> [TO DO]: Reproduce the whole listing, character for character.

++++++

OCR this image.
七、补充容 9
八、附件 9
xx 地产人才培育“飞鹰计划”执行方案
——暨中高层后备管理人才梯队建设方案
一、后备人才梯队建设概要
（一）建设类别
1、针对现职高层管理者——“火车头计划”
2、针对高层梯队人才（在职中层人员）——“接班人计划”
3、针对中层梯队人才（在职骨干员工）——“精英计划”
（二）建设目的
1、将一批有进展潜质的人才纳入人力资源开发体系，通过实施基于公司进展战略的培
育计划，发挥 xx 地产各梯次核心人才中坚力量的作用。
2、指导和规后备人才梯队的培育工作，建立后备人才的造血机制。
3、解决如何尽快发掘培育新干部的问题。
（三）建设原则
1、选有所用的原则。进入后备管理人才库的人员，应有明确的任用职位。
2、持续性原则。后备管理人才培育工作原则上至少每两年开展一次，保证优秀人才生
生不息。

++++++

> [THE ANSWER]:
OCR this image.
七、补充容 9
八、附件 9
xx 地产人才培育“飞鹰计划”执行方案
——暨中高层后备管理人才梯队建设方案
一、后备人才梯队建设概要
（一）建设类别
1、针对现职高层管理者——“火车头计划”
2、针对高层梯队人才（在职中层人员）——“接班人计划”
3、针对中层梯队人才（在职骨干员工）——“精英计划”
（二）建设目的
1、将一批有进展潜质的人才纳入人力资源开发体系，通过实施基于公司进展战略的培
育计划，发挥 xx 地产各梯次核心人才中坚力量的作用。
2、指导和规后备人才梯队的培育工作，建立后备人才的造血机制。
3、解决如何尽快发掘培育新干部的问题。
（三）建设原则
1、选有所用的原则。进入后备管理人才库的人员，应有明确的任用职位。
2、持续性原则。后备管理人才培育工作原则上至少每两年开展一次，保证优秀人才生
生不息。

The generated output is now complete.